SOURCE DATA:
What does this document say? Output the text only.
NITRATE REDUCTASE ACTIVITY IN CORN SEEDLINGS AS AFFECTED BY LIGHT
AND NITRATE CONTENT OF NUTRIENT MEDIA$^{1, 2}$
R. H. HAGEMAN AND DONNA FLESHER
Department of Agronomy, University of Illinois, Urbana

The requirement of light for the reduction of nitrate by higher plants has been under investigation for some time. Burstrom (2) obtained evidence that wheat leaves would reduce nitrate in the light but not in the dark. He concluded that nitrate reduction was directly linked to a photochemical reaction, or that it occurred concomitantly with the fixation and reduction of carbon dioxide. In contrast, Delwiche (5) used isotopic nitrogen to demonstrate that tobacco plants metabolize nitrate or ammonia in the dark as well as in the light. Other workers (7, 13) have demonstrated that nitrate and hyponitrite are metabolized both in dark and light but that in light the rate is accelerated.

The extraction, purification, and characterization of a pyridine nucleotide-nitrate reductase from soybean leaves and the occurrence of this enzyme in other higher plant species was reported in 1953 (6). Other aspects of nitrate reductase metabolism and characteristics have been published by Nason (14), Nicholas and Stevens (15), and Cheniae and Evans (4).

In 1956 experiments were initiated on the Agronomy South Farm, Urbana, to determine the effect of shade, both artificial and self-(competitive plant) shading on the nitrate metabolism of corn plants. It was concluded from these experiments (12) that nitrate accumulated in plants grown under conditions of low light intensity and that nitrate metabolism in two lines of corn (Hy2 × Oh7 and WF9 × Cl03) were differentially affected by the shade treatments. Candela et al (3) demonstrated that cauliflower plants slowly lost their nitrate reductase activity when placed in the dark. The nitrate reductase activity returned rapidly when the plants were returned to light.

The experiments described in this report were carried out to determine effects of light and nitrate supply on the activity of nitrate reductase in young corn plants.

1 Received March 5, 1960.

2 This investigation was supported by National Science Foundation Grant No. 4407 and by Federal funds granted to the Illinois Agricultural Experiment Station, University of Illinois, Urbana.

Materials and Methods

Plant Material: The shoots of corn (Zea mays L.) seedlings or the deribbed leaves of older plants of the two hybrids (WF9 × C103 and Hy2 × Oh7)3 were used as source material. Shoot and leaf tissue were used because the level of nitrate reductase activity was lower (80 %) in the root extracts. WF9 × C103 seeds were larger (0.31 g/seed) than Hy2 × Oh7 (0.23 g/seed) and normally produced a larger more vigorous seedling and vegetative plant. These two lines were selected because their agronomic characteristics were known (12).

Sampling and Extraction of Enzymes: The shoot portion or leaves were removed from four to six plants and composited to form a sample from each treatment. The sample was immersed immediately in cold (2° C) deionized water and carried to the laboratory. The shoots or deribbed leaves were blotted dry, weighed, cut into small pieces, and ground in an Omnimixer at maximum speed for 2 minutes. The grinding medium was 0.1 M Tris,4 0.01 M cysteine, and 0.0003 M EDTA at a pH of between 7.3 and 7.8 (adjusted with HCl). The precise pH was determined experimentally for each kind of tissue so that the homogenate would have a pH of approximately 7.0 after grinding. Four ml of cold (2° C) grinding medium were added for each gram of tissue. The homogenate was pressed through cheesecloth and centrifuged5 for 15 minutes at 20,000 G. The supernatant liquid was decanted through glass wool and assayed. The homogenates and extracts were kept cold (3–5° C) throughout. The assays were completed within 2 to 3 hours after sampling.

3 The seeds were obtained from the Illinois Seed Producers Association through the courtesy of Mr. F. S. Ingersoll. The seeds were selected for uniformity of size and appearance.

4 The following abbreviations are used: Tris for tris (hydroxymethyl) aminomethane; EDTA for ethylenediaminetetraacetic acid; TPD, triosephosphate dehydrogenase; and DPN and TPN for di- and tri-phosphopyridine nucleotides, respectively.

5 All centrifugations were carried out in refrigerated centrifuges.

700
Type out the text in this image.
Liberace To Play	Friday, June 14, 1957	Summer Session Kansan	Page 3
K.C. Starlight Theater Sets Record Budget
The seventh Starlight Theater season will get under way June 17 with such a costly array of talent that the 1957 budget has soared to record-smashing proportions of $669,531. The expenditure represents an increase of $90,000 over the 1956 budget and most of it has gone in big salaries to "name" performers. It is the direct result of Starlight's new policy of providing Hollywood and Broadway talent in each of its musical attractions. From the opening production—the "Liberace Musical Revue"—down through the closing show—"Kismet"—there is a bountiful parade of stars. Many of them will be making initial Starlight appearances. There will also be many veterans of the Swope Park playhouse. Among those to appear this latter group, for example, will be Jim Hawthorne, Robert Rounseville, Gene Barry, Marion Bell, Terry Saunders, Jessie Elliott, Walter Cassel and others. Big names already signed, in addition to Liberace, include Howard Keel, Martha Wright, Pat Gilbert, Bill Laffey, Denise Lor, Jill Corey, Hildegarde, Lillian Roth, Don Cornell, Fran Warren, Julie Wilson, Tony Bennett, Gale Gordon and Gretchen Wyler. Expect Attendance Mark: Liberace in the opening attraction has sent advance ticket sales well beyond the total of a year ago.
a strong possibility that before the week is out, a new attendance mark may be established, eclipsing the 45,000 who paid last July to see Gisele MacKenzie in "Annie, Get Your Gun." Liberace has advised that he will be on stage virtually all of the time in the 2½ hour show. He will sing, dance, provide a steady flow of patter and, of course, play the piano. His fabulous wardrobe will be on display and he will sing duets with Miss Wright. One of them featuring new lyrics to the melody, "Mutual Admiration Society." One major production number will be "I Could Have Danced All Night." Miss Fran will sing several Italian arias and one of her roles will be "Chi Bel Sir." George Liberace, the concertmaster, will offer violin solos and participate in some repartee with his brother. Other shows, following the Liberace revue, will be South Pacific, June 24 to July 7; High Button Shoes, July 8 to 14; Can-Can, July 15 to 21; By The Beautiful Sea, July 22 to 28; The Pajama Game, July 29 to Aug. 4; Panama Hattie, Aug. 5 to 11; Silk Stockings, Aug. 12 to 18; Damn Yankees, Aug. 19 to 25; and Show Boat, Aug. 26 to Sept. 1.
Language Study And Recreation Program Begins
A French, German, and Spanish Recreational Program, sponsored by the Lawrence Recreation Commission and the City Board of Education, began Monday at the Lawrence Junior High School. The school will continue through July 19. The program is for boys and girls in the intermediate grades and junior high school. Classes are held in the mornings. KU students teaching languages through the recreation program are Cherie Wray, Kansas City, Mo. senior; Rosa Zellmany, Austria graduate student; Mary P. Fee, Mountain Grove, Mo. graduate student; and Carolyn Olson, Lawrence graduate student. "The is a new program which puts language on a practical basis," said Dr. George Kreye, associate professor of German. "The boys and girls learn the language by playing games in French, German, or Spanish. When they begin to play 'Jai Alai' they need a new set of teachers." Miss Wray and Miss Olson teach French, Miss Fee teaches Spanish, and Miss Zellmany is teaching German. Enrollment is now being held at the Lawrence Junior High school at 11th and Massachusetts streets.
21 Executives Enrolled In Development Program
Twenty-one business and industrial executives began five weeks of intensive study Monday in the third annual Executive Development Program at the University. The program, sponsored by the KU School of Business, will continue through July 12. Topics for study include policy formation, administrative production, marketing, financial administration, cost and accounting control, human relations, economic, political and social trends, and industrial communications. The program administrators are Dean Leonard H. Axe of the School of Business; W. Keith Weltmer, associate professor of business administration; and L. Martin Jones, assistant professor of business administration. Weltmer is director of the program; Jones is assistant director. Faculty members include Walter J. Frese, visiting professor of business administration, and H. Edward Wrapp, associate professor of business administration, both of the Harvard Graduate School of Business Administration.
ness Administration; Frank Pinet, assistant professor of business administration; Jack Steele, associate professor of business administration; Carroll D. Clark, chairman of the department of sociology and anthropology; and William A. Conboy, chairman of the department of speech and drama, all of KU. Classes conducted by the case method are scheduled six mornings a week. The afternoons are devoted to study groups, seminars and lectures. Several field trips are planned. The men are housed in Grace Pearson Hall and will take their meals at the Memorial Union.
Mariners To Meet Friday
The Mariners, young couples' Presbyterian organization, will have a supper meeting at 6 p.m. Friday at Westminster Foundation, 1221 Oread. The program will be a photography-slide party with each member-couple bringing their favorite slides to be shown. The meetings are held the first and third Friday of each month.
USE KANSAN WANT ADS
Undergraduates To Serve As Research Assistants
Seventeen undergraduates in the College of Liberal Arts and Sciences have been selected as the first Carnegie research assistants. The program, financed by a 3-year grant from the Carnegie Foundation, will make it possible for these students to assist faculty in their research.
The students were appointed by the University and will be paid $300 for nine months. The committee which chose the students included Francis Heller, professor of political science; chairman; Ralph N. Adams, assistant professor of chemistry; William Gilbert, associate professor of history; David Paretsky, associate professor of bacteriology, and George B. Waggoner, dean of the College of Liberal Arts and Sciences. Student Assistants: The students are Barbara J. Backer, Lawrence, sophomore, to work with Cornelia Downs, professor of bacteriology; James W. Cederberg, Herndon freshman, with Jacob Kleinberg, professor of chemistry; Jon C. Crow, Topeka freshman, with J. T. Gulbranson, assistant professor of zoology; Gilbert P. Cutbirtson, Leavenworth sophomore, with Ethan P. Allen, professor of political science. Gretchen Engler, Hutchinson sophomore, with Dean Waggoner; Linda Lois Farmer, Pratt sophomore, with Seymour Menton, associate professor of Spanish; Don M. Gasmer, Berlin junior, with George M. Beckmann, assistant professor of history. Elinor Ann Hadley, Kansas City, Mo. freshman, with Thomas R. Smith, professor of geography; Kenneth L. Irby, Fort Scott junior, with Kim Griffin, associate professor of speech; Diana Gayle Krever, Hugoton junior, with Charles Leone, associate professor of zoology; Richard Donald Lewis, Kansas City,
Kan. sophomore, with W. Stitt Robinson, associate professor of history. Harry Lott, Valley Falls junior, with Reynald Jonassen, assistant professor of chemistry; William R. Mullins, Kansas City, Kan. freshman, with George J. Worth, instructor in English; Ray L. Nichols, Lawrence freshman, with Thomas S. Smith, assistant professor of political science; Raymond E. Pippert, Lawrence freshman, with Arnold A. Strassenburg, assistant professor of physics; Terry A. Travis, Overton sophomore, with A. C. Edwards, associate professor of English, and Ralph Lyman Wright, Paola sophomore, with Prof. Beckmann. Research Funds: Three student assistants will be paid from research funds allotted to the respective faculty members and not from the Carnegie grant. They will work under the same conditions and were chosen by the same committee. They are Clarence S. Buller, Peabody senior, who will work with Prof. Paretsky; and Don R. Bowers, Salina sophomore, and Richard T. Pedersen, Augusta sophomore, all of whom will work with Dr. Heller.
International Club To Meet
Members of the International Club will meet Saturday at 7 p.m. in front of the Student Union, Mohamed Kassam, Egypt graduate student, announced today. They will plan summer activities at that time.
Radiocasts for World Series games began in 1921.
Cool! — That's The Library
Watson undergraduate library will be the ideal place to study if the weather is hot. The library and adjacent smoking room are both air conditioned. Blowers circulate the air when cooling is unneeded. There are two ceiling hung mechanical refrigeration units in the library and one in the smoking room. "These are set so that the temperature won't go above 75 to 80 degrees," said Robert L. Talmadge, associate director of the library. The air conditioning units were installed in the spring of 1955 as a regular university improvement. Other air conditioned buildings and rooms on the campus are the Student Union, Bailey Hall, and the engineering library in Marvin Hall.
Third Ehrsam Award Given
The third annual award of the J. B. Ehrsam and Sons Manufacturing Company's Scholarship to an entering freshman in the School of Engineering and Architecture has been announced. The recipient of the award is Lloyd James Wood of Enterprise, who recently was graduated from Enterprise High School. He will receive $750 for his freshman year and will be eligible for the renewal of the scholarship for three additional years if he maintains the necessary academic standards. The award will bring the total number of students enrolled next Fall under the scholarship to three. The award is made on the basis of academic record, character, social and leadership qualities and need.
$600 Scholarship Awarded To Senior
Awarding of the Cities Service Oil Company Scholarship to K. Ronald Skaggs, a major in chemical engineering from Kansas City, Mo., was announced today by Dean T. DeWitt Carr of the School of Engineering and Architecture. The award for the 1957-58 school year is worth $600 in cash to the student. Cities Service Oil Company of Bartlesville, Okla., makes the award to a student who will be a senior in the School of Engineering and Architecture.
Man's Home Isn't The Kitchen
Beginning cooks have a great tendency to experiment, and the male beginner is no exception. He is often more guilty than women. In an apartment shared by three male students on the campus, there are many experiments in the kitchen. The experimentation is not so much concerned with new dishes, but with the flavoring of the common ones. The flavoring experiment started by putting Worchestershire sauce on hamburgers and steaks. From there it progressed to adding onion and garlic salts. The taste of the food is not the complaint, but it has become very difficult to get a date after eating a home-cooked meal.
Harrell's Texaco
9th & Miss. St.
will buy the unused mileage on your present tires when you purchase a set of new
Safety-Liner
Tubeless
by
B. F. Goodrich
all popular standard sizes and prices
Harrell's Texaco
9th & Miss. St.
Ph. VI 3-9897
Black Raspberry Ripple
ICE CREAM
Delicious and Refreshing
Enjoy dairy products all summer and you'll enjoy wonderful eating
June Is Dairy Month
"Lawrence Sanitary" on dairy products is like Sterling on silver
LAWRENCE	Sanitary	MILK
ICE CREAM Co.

ACTIVITY: Wherever "products" appears in a line of the entries, copy that line.

THE ANSWER:
Enjoy dairy products all summer and you'll enjoy wonderful eating
"Lawrence Sanitary" on dairy products is like Sterling on silver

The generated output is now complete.